• _DIRECTIVE_
Below are some entries. Work out how many of their lines hold the word "kind", and write that number alone.
────────
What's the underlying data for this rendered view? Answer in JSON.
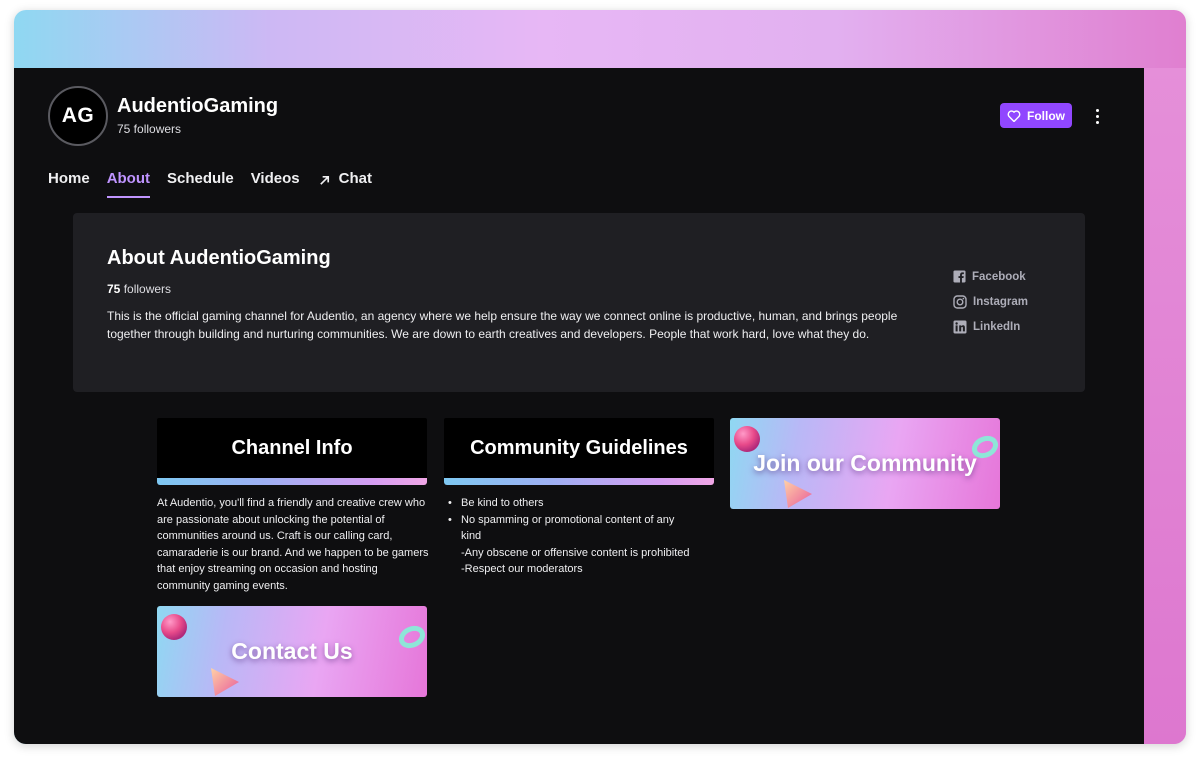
{
  "channel": {
    "initials": "AG",
    "name": "AudentioGaming",
    "followers": "75 followers",
    "follow_label": "Follow"
  },
  "tabs": [
    {
      "label": "Home",
      "active": false
    },
    {
      "label": "About",
      "active": true
    },
    {
      "label": "Schedule",
      "active": false
    },
    {
      "label": "Videos",
      "active": false
    },
    {
      "label": "Chat",
      "active": false,
      "icon": "external-arrow-icon"
    }
  ],
  "about": {
    "title": "About AudentioGaming",
    "followers_count": "75",
    "followers_suffix": "followers",
    "description": "This is the official gaming channel for Audentio, an agency where we help ensure the way we connect online is productive, human, and brings people together through building and nurturing communities. We are down to earth creatives and developers. People that work hard, love what they do.",
    "socials": [
      {
        "label": "Facebook",
        "icon": "facebook-icon"
      },
      {
        "label": "Instagram",
        "icon": "instagram-icon"
      },
      {
        "label": "LinkedIn",
        "icon": "linkedin-icon"
      }
    ]
  },
  "panels": {
    "channel_info": {
      "title": "Channel Info",
      "body": "At Audentio, you'll find a friendly and creative crew who are passionate about unlocking the potential of communities around us. Craft is our calling card, camaraderie is our brand. And we happen to be gamers that enjoy streaming on occasion and hosting community gaming events."
    },
    "guidelines": {
      "title": "Community Guidelines",
      "items": [
        "Be kind to others",
        "No spamming or promotional content of any kind",
        "-Any obscene or offensive content is prohibited",
        "-Respect our moderators"
      ]
    },
    "join": {
      "label": "Join our Community"
    },
    "contact": {
      "label": "Contact Us"
    }
  },
  "colors": {
    "accent": "#9147ff",
    "accent_light": "#bf94ff",
    "background": "#0e0e10",
    "panel": "#1f1f23"
  }
}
────────
• _SOLUTION FOR THIS EXERCISE_
2